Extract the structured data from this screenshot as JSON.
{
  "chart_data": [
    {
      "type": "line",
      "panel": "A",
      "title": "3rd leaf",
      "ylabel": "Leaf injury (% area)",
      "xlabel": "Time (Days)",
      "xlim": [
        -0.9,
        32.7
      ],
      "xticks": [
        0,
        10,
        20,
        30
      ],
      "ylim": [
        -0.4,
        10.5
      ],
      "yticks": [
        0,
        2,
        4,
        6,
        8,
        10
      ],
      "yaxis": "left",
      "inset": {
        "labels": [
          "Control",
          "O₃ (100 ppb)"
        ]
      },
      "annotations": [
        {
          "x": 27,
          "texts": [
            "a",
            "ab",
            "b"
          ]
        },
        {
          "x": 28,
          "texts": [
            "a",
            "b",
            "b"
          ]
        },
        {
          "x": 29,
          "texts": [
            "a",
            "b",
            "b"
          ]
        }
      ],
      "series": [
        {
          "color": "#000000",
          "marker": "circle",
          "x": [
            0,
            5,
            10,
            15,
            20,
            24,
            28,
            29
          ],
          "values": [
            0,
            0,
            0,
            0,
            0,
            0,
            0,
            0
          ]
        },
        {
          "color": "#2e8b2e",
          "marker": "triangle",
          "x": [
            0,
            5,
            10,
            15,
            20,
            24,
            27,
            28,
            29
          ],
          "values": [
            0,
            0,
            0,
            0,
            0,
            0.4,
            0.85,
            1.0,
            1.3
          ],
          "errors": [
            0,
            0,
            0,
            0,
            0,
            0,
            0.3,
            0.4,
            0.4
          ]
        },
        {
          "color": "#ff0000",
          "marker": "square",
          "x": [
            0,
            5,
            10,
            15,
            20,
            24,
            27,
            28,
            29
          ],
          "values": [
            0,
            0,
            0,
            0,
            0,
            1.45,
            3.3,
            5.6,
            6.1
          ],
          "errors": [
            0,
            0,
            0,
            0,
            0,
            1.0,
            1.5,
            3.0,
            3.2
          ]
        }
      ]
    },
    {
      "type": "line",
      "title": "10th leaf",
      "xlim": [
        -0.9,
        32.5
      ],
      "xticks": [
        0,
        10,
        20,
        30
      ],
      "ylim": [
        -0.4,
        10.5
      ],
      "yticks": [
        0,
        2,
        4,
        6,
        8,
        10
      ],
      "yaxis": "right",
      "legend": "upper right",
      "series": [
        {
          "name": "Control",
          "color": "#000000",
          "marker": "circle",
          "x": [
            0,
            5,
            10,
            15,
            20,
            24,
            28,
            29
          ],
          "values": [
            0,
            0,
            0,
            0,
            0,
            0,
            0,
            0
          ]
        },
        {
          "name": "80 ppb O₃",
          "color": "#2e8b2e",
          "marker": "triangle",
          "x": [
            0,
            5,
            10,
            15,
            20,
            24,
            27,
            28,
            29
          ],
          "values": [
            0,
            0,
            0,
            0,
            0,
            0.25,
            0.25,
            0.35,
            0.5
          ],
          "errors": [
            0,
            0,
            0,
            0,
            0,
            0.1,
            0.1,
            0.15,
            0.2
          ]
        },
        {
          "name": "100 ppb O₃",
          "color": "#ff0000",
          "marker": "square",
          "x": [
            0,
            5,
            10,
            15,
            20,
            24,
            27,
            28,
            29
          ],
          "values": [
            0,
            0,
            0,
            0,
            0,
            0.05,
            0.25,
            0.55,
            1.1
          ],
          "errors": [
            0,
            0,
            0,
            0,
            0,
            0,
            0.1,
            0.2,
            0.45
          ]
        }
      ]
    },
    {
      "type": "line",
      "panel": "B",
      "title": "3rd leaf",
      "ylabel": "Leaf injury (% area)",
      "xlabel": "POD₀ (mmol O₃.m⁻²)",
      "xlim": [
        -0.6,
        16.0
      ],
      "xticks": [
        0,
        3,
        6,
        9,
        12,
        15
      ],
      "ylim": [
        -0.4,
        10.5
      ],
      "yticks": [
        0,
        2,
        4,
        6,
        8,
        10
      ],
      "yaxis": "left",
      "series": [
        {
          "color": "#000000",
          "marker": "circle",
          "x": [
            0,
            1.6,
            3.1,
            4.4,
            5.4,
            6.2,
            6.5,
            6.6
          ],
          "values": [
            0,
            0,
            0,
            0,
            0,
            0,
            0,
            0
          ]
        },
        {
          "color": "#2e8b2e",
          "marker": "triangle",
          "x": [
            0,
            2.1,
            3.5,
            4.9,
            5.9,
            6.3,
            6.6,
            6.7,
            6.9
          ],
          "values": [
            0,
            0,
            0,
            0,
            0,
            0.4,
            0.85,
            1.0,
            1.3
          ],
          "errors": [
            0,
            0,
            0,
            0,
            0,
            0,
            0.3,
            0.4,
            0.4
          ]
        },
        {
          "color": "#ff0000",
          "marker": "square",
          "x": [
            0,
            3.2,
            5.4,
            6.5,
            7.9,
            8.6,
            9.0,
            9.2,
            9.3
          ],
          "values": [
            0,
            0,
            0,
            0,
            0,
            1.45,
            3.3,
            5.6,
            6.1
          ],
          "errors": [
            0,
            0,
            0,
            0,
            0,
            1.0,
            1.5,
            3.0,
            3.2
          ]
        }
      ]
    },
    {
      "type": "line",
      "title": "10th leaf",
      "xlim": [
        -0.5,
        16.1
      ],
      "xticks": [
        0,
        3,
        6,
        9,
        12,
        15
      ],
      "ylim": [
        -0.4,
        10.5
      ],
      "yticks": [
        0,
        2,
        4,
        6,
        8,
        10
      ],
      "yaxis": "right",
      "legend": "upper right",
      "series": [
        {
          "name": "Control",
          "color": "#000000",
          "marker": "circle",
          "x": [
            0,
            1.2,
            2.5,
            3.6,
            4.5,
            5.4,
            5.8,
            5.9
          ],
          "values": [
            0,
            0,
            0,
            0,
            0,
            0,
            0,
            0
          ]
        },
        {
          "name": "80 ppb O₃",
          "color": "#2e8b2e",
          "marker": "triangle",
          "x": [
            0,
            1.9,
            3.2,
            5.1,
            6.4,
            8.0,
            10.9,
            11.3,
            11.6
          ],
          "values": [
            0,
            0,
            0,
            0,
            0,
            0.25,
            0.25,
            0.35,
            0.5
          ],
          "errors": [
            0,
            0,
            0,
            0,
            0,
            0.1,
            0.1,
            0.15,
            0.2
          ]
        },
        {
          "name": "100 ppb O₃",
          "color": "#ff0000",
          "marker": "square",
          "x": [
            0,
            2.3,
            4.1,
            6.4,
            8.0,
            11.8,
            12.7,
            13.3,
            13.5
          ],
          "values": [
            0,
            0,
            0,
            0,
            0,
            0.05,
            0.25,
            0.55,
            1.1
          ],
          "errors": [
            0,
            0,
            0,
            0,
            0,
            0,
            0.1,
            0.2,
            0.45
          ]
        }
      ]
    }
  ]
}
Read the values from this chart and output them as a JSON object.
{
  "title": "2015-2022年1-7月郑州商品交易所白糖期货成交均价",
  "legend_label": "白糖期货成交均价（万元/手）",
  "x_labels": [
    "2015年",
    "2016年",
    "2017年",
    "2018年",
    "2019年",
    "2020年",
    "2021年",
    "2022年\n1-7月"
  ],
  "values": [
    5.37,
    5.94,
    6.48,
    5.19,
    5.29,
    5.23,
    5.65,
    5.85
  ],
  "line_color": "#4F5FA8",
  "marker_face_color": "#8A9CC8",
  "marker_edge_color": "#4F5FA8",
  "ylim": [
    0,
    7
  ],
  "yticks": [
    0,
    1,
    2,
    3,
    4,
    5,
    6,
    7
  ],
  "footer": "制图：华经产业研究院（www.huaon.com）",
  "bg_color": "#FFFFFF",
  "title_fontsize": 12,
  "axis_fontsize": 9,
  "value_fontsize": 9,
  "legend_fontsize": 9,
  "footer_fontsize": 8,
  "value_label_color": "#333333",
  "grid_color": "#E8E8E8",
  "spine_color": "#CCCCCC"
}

**Short problem**.
Write out only the final block of lines, starting at the line with "Read the values" and running to the end of the material.

**Written answer**.
Read the values from this chart and output them as a JSON object.
{
  "title": "2015-2022年1-7月郑州商品交易所白糖期货成交均价",
  "legend_label": "白糖期货成交均价（万元/手）",
  "x_labels": [
    "2015年",
    "2016年",
    "2017年",
    "2018年",
    "2019年",
    "2020年",
    "2021年",
    "2022年\n1-7月"
  ],
  "values": [
    5.37,
    5.94,
    6.48,
    5.19,
    5.29,
    5.23,
    5.65,
    5.85
  ],
  "line_color": "#4F5FA8",
  "marker_face_color": "#8A9CC8",
  "marker_edge_color": "#4F5FA8",
  "ylim": [
    0,
    7
  ],
  "yticks": [
    0,
    1,
    2,
    3,
    4,
    5,
    6,
    7
  ],
  "footer": "制图：华经产业研究院（www.huaon.com）",
  "bg_color": "#FFFFFF",
  "title_fontsize": 12,
  "axis_fontsize": 9,
  "value_fontsize": 9,
  "legend_fontsize": 9,
  "footer_fontsize": 8,
  "value_label_color": "#333333",
  "grid_color": "#E8E8E8",
  "spine_color": "#CCCCCC"
}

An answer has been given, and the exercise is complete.